**Given exercise**
Reproduce the listing below word for word, with no pictures.

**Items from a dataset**
>>>
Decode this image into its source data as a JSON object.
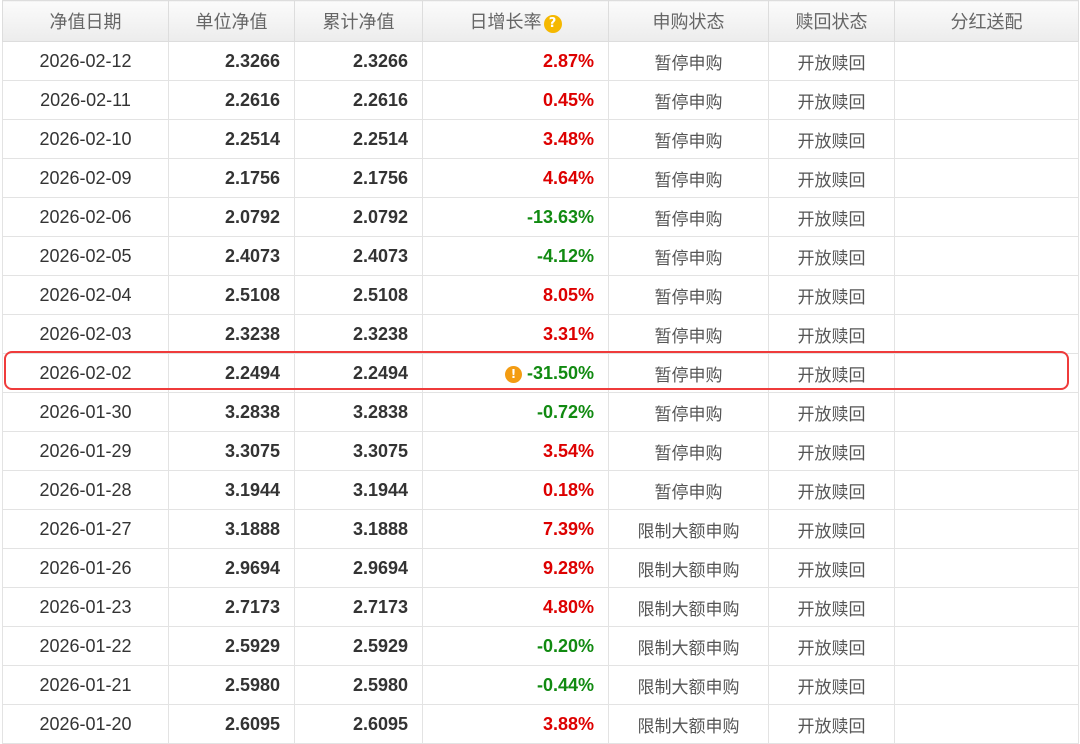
{
  "headers": {
    "date": "净值日期",
    "unit_nav": "单位净值",
    "acc_nav": "累计净值",
    "daily_growth": "日增长率",
    "purchase_status": "申购状态",
    "redeem_status": "赎回状态",
    "dividend": "分红送配"
  },
  "icons": {
    "help": "question-icon",
    "info": "info-icon"
  },
  "colors": {
    "up": "#dd0000",
    "down": "#118a11",
    "highlight": "#ef3b3b"
  },
  "rows": [
    {
      "date": "2026-02-12",
      "unit": "2.3266",
      "acc": "2.3266",
      "growth": "2.87%",
      "dir": "up",
      "purchase": "暂停申购",
      "redeem": "开放赎回",
      "dividend": ""
    },
    {
      "date": "2026-02-11",
      "unit": "2.2616",
      "acc": "2.2616",
      "growth": "0.45%",
      "dir": "up",
      "purchase": "暂停申购",
      "redeem": "开放赎回",
      "dividend": ""
    },
    {
      "date": "2026-02-10",
      "unit": "2.2514",
      "acc": "2.2514",
      "growth": "3.48%",
      "dir": "up",
      "purchase": "暂停申购",
      "redeem": "开放赎回",
      "dividend": ""
    },
    {
      "date": "2026-02-09",
      "unit": "2.1756",
      "acc": "2.1756",
      "growth": "4.64%",
      "dir": "up",
      "purchase": "暂停申购",
      "redeem": "开放赎回",
      "dividend": ""
    },
    {
      "date": "2026-02-06",
      "unit": "2.0792",
      "acc": "2.0792",
      "growth": "-13.63%",
      "dir": "down",
      "purchase": "暂停申购",
      "redeem": "开放赎回",
      "dividend": ""
    },
    {
      "date": "2026-02-05",
      "unit": "2.4073",
      "acc": "2.4073",
      "growth": "-4.12%",
      "dir": "down",
      "purchase": "暂停申购",
      "redeem": "开放赎回",
      "dividend": ""
    },
    {
      "date": "2026-02-04",
      "unit": "2.5108",
      "acc": "2.5108",
      "growth": "8.05%",
      "dir": "up",
      "purchase": "暂停申购",
      "redeem": "开放赎回",
      "dividend": ""
    },
    {
      "date": "2026-02-03",
      "unit": "2.3238",
      "acc": "2.3238",
      "growth": "3.31%",
      "dir": "up",
      "purchase": "暂停申购",
      "redeem": "开放赎回",
      "dividend": ""
    },
    {
      "date": "2026-02-02",
      "unit": "2.2494",
      "acc": "2.2494",
      "growth": "-31.50%",
      "dir": "down",
      "info": true,
      "highlighted": true,
      "purchase": "暂停申购",
      "redeem": "开放赎回",
      "dividend": ""
    },
    {
      "date": "2026-01-30",
      "unit": "3.2838",
      "acc": "3.2838",
      "growth": "-0.72%",
      "dir": "down",
      "purchase": "暂停申购",
      "redeem": "开放赎回",
      "dividend": ""
    },
    {
      "date": "2026-01-29",
      "unit": "3.3075",
      "acc": "3.3075",
      "growth": "3.54%",
      "dir": "up",
      "purchase": "暂停申购",
      "redeem": "开放赎回",
      "dividend": ""
    },
    {
      "date": "2026-01-28",
      "unit": "3.1944",
      "acc": "3.1944",
      "growth": "0.18%",
      "dir": "up",
      "purchase": "暂停申购",
      "redeem": "开放赎回",
      "dividend": ""
    },
    {
      "date": "2026-01-27",
      "unit": "3.1888",
      "acc": "3.1888",
      "growth": "7.39%",
      "dir": "up",
      "purchase": "限制大额申购",
      "redeem": "开放赎回",
      "dividend": ""
    },
    {
      "date": "2026-01-26",
      "unit": "2.9694",
      "acc": "2.9694",
      "growth": "9.28%",
      "dir": "up",
      "purchase": "限制大额申购",
      "redeem": "开放赎回",
      "dividend": ""
    },
    {
      "date": "2026-01-23",
      "unit": "2.7173",
      "acc": "2.7173",
      "growth": "4.80%",
      "dir": "up",
      "purchase": "限制大额申购",
      "redeem": "开放赎回",
      "dividend": ""
    },
    {
      "date": "2026-01-22",
      "unit": "2.5929",
      "acc": "2.5929",
      "growth": "-0.20%",
      "dir": "down",
      "purchase": "限制大额申购",
      "redeem": "开放赎回",
      "dividend": ""
    },
    {
      "date": "2026-01-21",
      "unit": "2.5980",
      "acc": "2.5980",
      "growth": "-0.44%",
      "dir": "down",
      "purchase": "限制大额申购",
      "redeem": "开放赎回",
      "dividend": ""
    },
    {
      "date": "2026-01-20",
      "unit": "2.6095",
      "acc": "2.6095",
      "growth": "3.88%",
      "dir": "up",
      "purchase": "限制大额申购",
      "redeem": "开放赎回",
      "dividend": ""
    }
  ]
}
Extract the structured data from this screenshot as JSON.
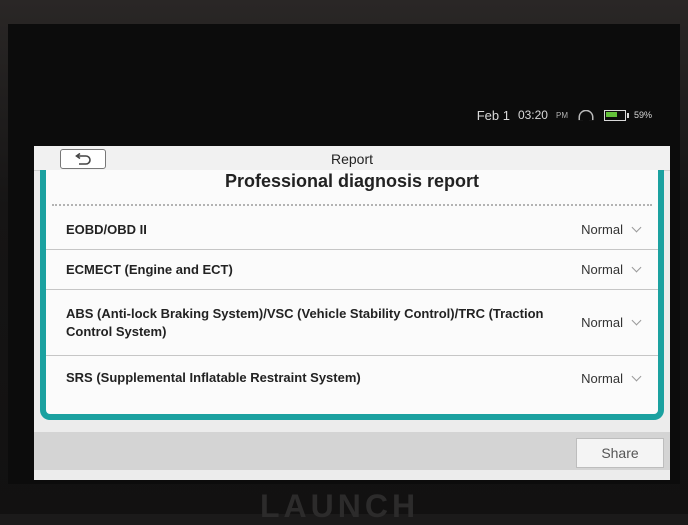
{
  "status_bar": {
    "date": "Feb 1",
    "time": "03:20",
    "ampm": "PM",
    "battery": "59%",
    "battery_level": 0.59,
    "icons": [
      "wifi-icon",
      "battery-icon"
    ]
  },
  "header": {
    "title": "Report",
    "back_icon": "back-arrow-icon"
  },
  "report": {
    "heading": "Professional diagnosis report",
    "rows": [
      {
        "label": "EOBD/OBD II",
        "status": "Normal"
      },
      {
        "label": "ECMECT (Engine and ECT)",
        "status": "Normal"
      },
      {
        "label": "ABS (Anti-lock Braking System)/VSC (Vehicle Stability Control)/TRC (Traction Control System)",
        "status": "Normal"
      },
      {
        "label": "SRS (Supplemental Inflatable Restraint System)",
        "status": "Normal"
      }
    ]
  },
  "footer": {
    "share_label": "Share"
  },
  "device": {
    "brand": "LAUNCH"
  },
  "colors": {
    "accent": "#1ba1a0",
    "battery": "#63c13a"
  }
}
<<<
**Worked answer**
Decode this image into its source data as a JSON object.
{
  "headers": {
    "date": "净值日期",
    "unit_nav": "单位净值",
    "acc_nav": "累计净值",
    "daily_growth": "日增长率",
    "purchase_status": "申购状态",
    "redeem_status": "赎回状态",
    "dividend": "分红送配"
  },
  "icons": {
    "help": "question-icon",
    "info": "info-icon"
  },
  "colors": {
    "up": "#dd0000",
    "down": "#118a11",
    "highlight": "#ef3b3b"
  },
  "rows": [
    {
      "date": "2026-02-12",
      "unit": "2.3266",
      "acc": "2.3266",
      "growth": "2.87%",
      "dir": "up",
      "purchase": "暂停申购",
      "redeem": "开放赎回",
      "dividend": ""
    },
    {
      "date": "2026-02-11",
      "unit": "2.2616",
      "acc": "2.2616",
      "growth": "0.45%",
      "dir": "up",
      "purchase": "暂停申购",
      "redeem": "开放赎回",
      "dividend": ""
    },
    {
      "date": "2026-02-10",
      "unit": "2.2514",
      "acc": "2.2514",
      "growth": "3.48%",
      "dir": "up",
      "purchase": "暂停申购",
      "redeem": "开放赎回",
      "dividend": ""
    },
    {
      "date": "2026-02-09",
      "unit": "2.1756",
      "acc": "2.1756",
      "growth": "4.64%",
      "dir": "up",
      "purchase": "暂停申购",
      "redeem": "开放赎回",
      "dividend": ""
    },
    {
      "date": "2026-02-06",
      "unit": "2.0792",
      "acc": "2.0792",
      "growth": "-13.63%",
      "dir": "down",
      "purchase": "暂停申购",
      "redeem": "开放赎回",
      "dividend": ""
    },
    {
      "date": "2026-02-05",
      "unit": "2.4073",
      "acc": "2.4073",
      "growth": "-4.12%",
      "dir": "down",
      "purchase": "暂停申购",
      "redeem": "开放赎回",
      "dividend": ""
    },
    {
      "date": "2026-02-04",
      "unit": "2.5108",
      "acc": "2.5108",
      "growth": "8.05%",
      "dir": "up",
      "purchase": "暂停申购",
      "redeem": "开放赎回",
      "dividend": ""
    },
    {
      "date": "2026-02-03",
      "unit": "2.3238",
      "acc": "2.3238",
      "growth": "3.31%",
      "dir": "up",
      "purchase": "暂停申购",
      "redeem": "开放赎回",
      "dividend": ""
    },
    {
      "date": "2026-02-02",
      "unit": "2.2494",
      "acc": "2.2494",
      "growth": "-31.50%",
      "dir": "down",
      "info": true,
      "highlighted": true,
      "purchase": "暂停申购",
      "redeem": "开放赎回",
      "dividend": ""
    },
    {
      "date": "2026-01-30",
      "unit": "3.2838",
      "acc": "3.2838",
      "growth": "-0.72%",
      "dir": "down",
      "purchase": "暂停申购",
      "redeem": "开放赎回",
      "dividend": ""
    },
    {
      "date": "2026-01-29",
      "unit": "3.3075",
      "acc": "3.3075",
      "growth": "3.54%",
      "dir": "up",
      "purchase": "暂停申购",
      "redeem": "开放赎回",
      "dividend": ""
    },
    {
      "date": "2026-01-28",
      "unit": "3.1944",
      "acc": "3.1944",
      "growth": "0.18%",
      "dir": "up",
      "purchase": "暂停申购",
      "redeem": "开放赎回",
      "dividend": ""
    },
    {
      "date": "2026-01-27",
      "unit": "3.1888",
      "acc": "3.1888",
      "growth": "7.39%",
      "dir": "up",
      "purchase": "限制大额申购",
      "redeem": "开放赎回",
      "dividend": ""
    },
    {
      "date": "2026-01-26",
      "unit": "2.9694",
      "acc": "2.9694",
      "growth": "9.28%",
      "dir": "up",
      "purchase": "限制大额申购",
      "redeem": "开放赎回",
      "dividend": ""
    },
    {
      "date": "2026-01-23",
      "unit": "2.7173",
      "acc": "2.7173",
      "growth": "4.80%",
      "dir": "up",
      "purchase": "限制大额申购",
      "redeem": "开放赎回",
      "dividend": ""
    },
    {
      "date": "2026-01-22",
      "unit": "2.5929",
      "acc": "2.5929",
      "growth": "-0.20%",
      "dir": "down",
      "purchase": "限制大额申购",
      "redeem": "开放赎回",
      "dividend": ""
    },
    {
      "date": "2026-01-21",
      "unit": "2.5980",
      "acc": "2.5980",
      "growth": "-0.44%",
      "dir": "down",
      "purchase": "限制大额申购",
      "redeem": "开放赎回",
      "dividend": ""
    },
    {
      "date": "2026-01-20",
      "unit": "2.6095",
      "acc": "2.6095",
      "growth": "3.88%",
      "dir": "up",
      "purchase": "限制大额申购",
      "redeem": "开放赎回",
      "dividend": ""
    }
  ]
}
Extract the structured data from this screenshot as JSON.
{
  "status_bar": {
    "date": "Feb 1",
    "time": "03:20",
    "ampm": "PM",
    "battery": "59%",
    "battery_level": 0.59,
    "icons": [
      "wifi-icon",
      "battery-icon"
    ]
  },
  "header": {
    "title": "Report",
    "back_icon": "back-arrow-icon"
  },
  "report": {
    "heading": "Professional diagnosis report",
    "rows": [
      {
        "label": "EOBD/OBD II",
        "status": "Normal"
      },
      {
        "label": "ECMECT (Engine and ECT)",
        "status": "Normal"
      },
      {
        "label": "ABS (Anti-lock Braking System)/VSC (Vehicle Stability Control)/TRC (Traction Control System)",
        "status": "Normal"
      },
      {
        "label": "SRS (Supplemental Inflatable Restraint System)",
        "status": "Normal"
      }
    ]
  },
  "footer": {
    "share_label": "Share"
  },
  "device": {
    "brand": "LAUNCH"
  },
  "colors": {
    "accent": "#1ba1a0",
    "battery": "#63c13a"
  }
}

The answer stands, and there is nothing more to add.